▶ WHAT THIS TASK INVOLVES
Can you find the lines of the listing that include "text" and copy every one?

======== EXTRACTED RECORDS ========

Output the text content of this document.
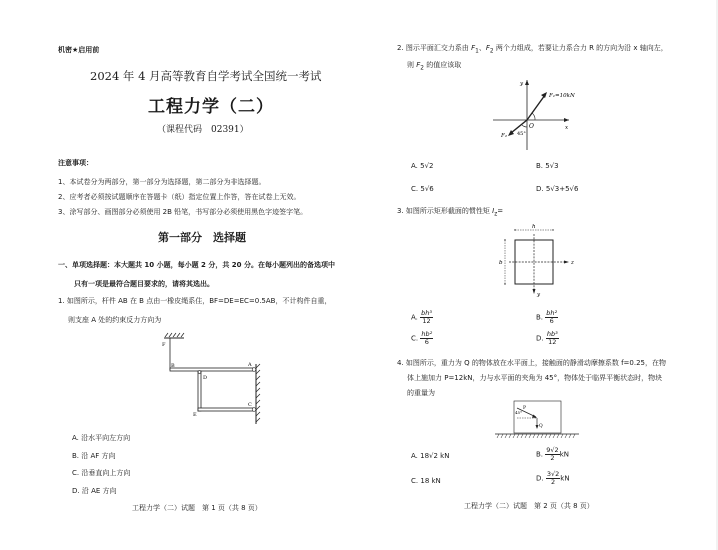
机密★启用前
2024 年 4 月高等教育自学考试全国统一考试
工程力学（二）
（课程代码　02391）
注意事项：
1、本试卷分为两部分，第一部分为选择题，第二部分为非选择题。
2、应考者必须按试题顺序在答题卡（纸）指定位置上作答，答在试卷上无效。
3、涂写部分、画图部分必须使用 2B 铅笔，书写部分必须使用黑色字迹签字笔。
第一部分　选择题
一、单项选择题：本大题共 10 小题，每小题 2 分，共 20 分。在每小题列出的备选项中
只有一项是最符合题目要求的，请将其选出。
1. 如图所示，杆件 AB 在 B 点由一橡皮绳系住，BF=DE=EC=0.5AB，不计构件自重，
则支座 A 处的约束反力方向为
F
B	A
D
E
C
A. 沿水平向左方向
B. 沿 AF 方向
C. 沿垂直向上方向
D. 沿 AE 方向
工程力学（二）试题　第 1 页（共 8 页）
2. 图示平面汇交力系由 $F_1$、$F_2$ 两个力组成，若要让力系合力 R 的方向为沿 x 轴向左，
则 $F_2$ 的值应该取
y
x
O
F₁=10kN
F₂ 45°
A. 5√2	B. 5√3
C. 5√6	D. 5√3+5√6
3. 如图所示矩形截面的惯性矩 $I_z=$
h
b	z
y
A. $\frac{\text{bh³}}{12}$	B. $\frac{\text{bh²}}{6}$
C. $\frac{\text{hb²}}{6}$	D. $\frac{\text{hb³}}{12}$
4. 如图所示，重力为 Q 的物体放在水平面上，接触面的静滑动摩擦系数 f=0.25，在物
体上施加力 P=12kN，力与水平面的夹角为 45°，物体处于临界平衡状态时，物块
的重量为
P
Q
45°
A. 18√2 kN	B. $\frac{9√2}{2}$ kN
C. 18 kN	D. $\frac{3√2}{2}$ kN
工程力学（二）试题　第 2 页（共 8 页）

========

▶ RESPONSE FOR THIS EXERCISE
Output the text content of this document.
A. $\frac{\text{bh³}}{12}$	B. $\frac{\text{bh²}}{6}$
C. $\frac{\text{hb²}}{6}$	D. $\frac{\text{hb³}}{12}$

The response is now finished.